◆ **Problem details**:
Print the entries that appear below, exactly as written and without their pictures.

(Figure record extracts)
╔══

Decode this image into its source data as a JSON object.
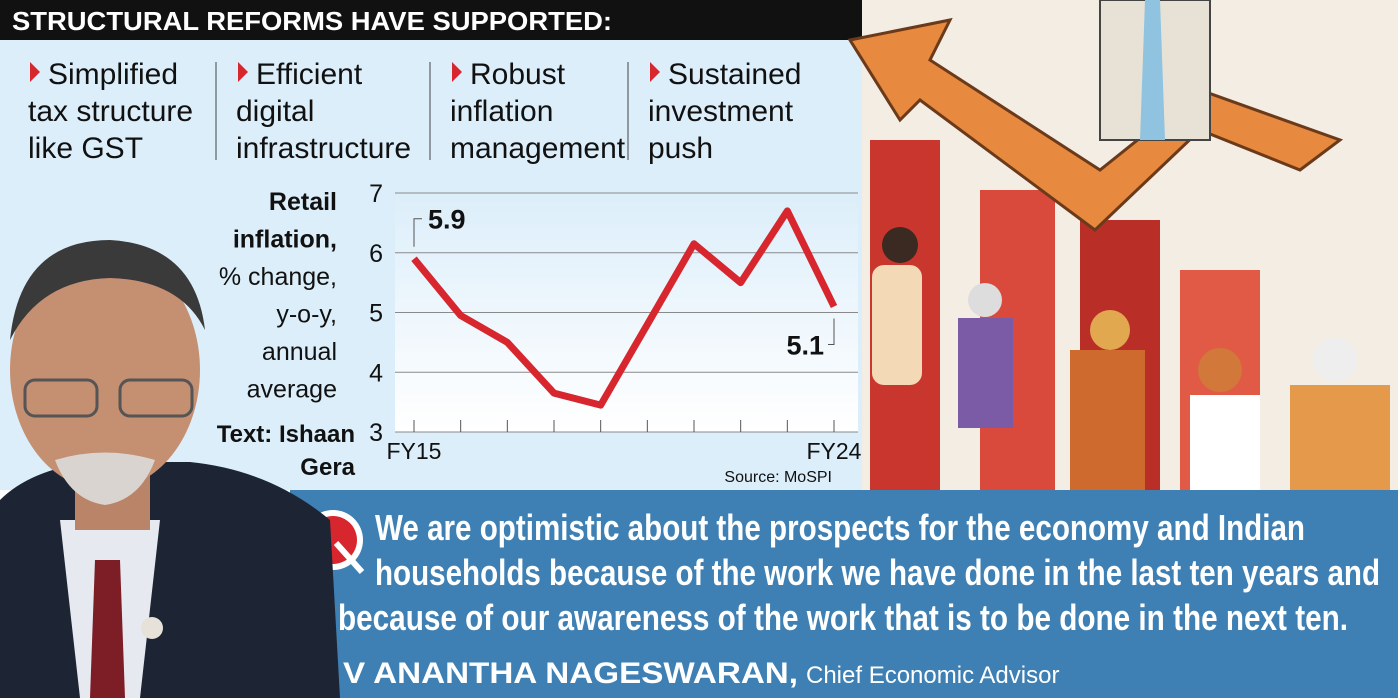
{
  "header": {
    "title": "STRUCTURAL REFORMS HAVE SUPPORTED:"
  },
  "reforms": [
    [
      "Simplified",
      "tax structure",
      "like GST"
    ],
    [
      "Efficient",
      "digital",
      "infrastructure"
    ],
    [
      "Robust",
      "inflation",
      "management"
    ],
    [
      "Sustained",
      "investment",
      "push"
    ]
  ],
  "chart_data": {
    "type": "line",
    "ylabel": [
      "Retail",
      "inflation,",
      "% change,",
      "y-o-y,",
      "annual",
      "average"
    ],
    "categories": [
      "FY15",
      null,
      null,
      null,
      null,
      null,
      null,
      null,
      null,
      "FY24"
    ],
    "values": [
      5.9,
      4.95,
      4.5,
      3.65,
      3.45,
      4.8,
      6.15,
      5.5,
      6.7,
      5.1
    ],
    "value_labels": [
      "5.9",
      null,
      null,
      null,
      null,
      null,
      null,
      null,
      null,
      "5.1"
    ],
    "color": "#d7262e",
    "ylim": [
      3,
      7
    ],
    "yticks": [
      3,
      4,
      5,
      6,
      7
    ],
    "grid": true,
    "source": "Source: MoSPI"
  },
  "credit": [
    "Text: Ishaan",
    "Gera"
  ],
  "quote": {
    "lines": [
      "We are optimistic about the prospects for the economy and Indian",
      "households because of the work we have done in the last ten years and",
      "because of our awareness of the work that is to be done in the next ten."
    ],
    "name": "V ANANTHA NAGESWARAN,",
    "role": "Chief Economic Advisor"
  }
}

╚══

◆ **Right answer**:
Decode this image into its source data as a JSON object.
{
  "header": {
    "title": "STRUCTURAL REFORMS HAVE SUPPORTED:"
  },
  "reforms": [
    [
      "Simplified",
      "tax structure",
      "like GST"
    ],
    [
      "Efficient",
      "digital",
      "infrastructure"
    ],
    [
      "Robust",
      "inflation",
      "management"
    ],
    [
      "Sustained",
      "investment",
      "push"
    ]
  ],
  "chart_data": {
    "type": "line",
    "ylabel": [
      "Retail",
      "inflation,",
      "% change,",
      "y-o-y,",
      "annual",
      "average"
    ],
    "categories": [
      "FY15",
      null,
      null,
      null,
      null,
      null,
      null,
      null,
      null,
      "FY24"
    ],
    "values": [
      5.9,
      4.95,
      4.5,
      3.65,
      3.45,
      4.8,
      6.15,
      5.5,
      6.7,
      5.1
    ],
    "value_labels": [
      "5.9",
      null,
      null,
      null,
      null,
      null,
      null,
      null,
      null,
      "5.1"
    ],
    "color": "#d7262e",
    "ylim": [
      3,
      7
    ],
    "yticks": [
      3,
      4,
      5,
      6,
      7
    ],
    "grid": true,
    "source": "Source: MoSPI"
  },
  "credit": [
    "Text: Ishaan",
    "Gera"
  ],
  "quote": {
    "lines": [
      "We are optimistic about the prospects for the economy and Indian",
      "households because of the work we have done in the last ten years and",
      "because of our awareness of the work that is to be done in the next ten."
    ],
    "name": "V ANANTHA NAGESWARAN,",
    "role": "Chief Economic Advisor"
  }
}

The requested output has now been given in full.